Listed entries start

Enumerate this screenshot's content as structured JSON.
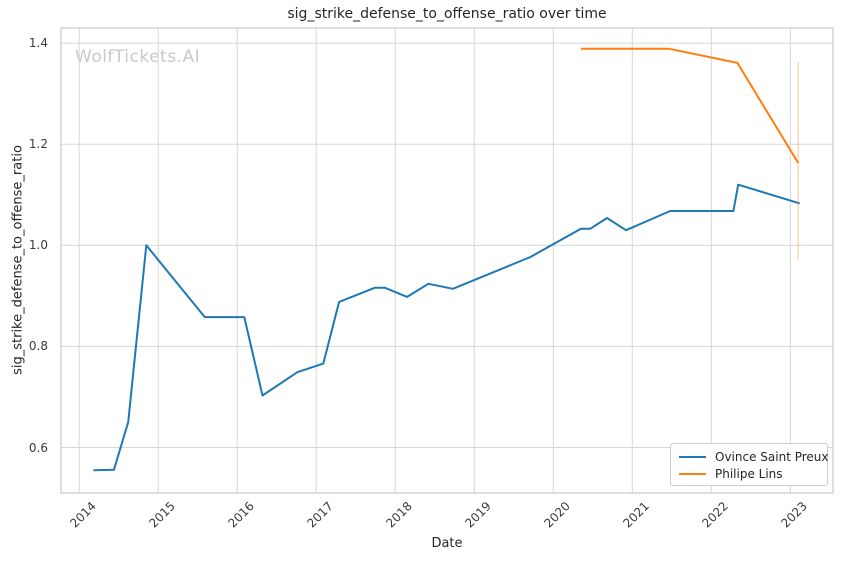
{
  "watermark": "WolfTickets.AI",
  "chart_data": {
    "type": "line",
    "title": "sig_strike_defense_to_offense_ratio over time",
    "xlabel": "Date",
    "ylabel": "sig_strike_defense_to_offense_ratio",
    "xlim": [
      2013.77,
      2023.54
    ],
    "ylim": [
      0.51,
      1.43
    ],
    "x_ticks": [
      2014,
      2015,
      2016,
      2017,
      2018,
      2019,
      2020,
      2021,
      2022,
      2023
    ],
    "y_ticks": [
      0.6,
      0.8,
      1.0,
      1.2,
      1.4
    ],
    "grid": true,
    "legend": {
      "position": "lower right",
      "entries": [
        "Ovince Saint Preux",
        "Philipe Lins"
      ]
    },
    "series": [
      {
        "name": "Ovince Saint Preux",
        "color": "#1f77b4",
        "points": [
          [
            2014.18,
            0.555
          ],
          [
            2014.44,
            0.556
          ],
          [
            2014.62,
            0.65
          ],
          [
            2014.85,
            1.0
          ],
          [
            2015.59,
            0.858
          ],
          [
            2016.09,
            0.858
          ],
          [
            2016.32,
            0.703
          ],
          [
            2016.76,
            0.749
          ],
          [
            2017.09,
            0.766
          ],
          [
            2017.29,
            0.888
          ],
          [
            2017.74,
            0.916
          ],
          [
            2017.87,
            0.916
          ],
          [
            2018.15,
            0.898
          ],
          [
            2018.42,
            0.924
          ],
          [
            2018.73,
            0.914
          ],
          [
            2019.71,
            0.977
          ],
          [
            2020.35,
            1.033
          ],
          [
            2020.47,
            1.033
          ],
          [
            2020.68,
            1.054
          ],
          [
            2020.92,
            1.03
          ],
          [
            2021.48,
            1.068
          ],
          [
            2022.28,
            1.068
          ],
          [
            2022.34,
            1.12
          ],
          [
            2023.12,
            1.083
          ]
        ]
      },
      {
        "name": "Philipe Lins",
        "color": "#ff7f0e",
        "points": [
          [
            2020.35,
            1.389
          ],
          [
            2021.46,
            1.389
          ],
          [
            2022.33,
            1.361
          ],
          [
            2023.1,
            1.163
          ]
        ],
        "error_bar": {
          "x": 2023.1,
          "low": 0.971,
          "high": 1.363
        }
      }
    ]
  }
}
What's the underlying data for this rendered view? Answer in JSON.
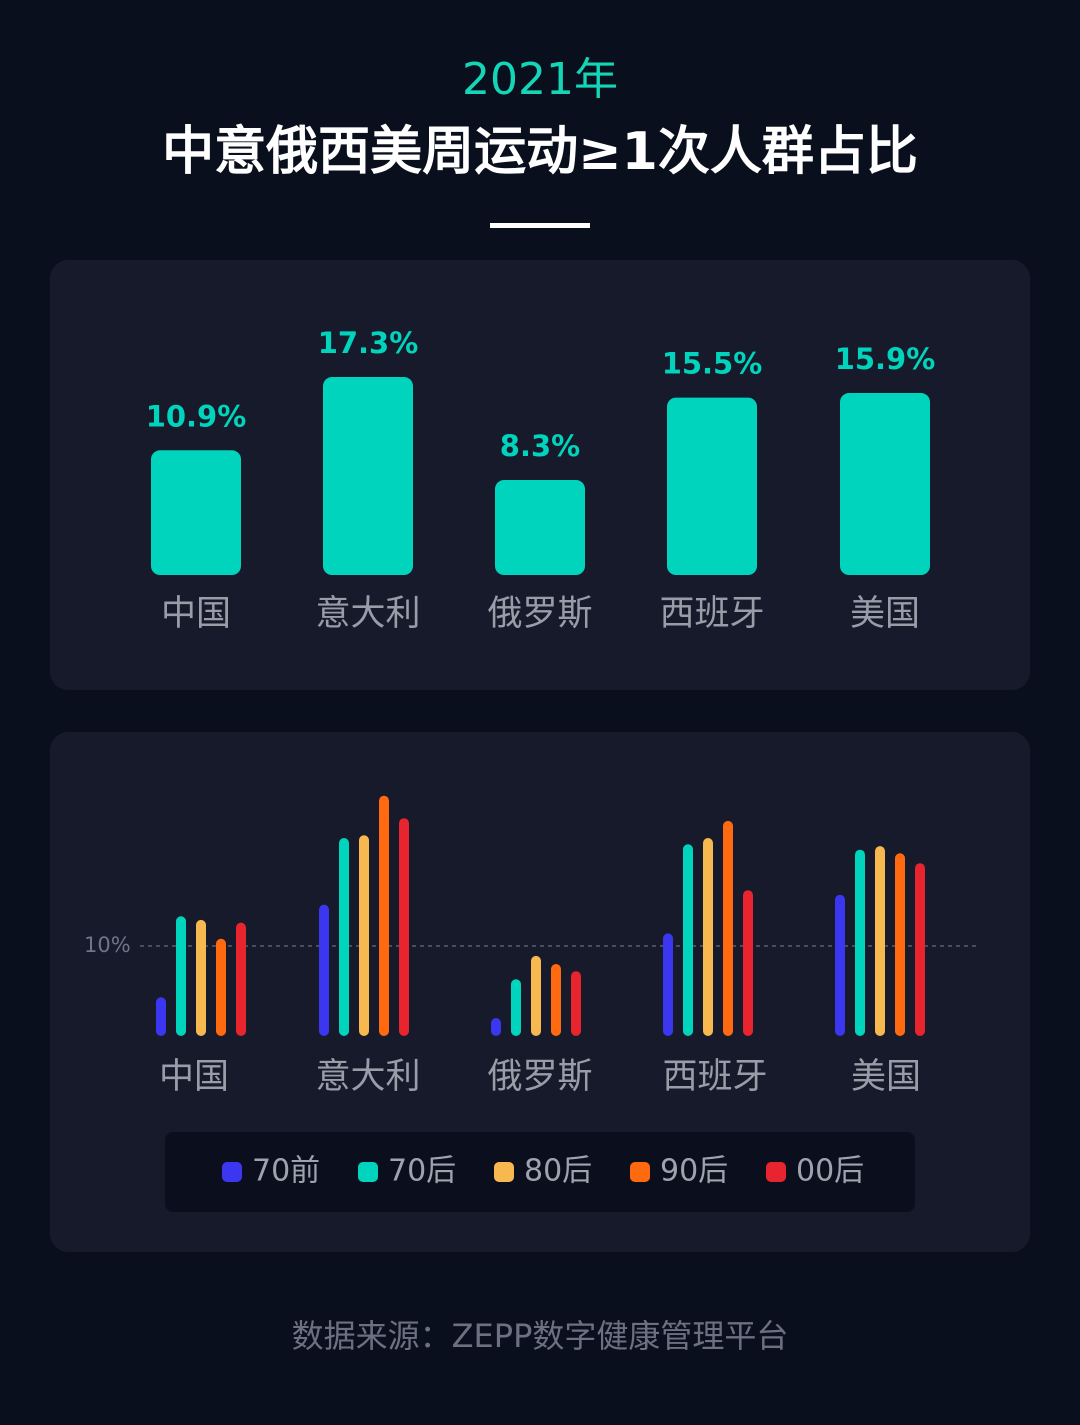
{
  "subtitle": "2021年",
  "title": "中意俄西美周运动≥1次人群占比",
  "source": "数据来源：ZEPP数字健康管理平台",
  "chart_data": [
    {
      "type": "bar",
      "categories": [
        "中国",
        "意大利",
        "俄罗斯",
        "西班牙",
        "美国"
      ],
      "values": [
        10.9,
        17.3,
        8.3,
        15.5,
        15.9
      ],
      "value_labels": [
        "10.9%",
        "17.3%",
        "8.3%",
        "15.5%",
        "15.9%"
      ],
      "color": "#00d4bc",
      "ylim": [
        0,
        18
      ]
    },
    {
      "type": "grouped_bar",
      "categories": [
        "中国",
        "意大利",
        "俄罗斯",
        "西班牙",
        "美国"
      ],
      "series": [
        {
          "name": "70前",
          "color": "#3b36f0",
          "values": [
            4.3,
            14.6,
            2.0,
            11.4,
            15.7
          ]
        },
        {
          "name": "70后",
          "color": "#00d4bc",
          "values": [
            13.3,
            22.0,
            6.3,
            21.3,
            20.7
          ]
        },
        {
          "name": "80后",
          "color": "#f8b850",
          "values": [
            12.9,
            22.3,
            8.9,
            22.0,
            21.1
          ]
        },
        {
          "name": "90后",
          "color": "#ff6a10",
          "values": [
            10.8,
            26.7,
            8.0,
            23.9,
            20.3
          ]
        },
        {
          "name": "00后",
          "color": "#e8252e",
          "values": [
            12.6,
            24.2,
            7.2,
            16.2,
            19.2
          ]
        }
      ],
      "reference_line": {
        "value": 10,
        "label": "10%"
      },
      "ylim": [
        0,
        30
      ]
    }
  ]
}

Listed entries end

■ What you are asked to do
Identify every line holding the word "Ovince" and copy it out.

■ Response to the exercise
        "Ovince Saint Preux",
        "name": "Ovince Saint Preux",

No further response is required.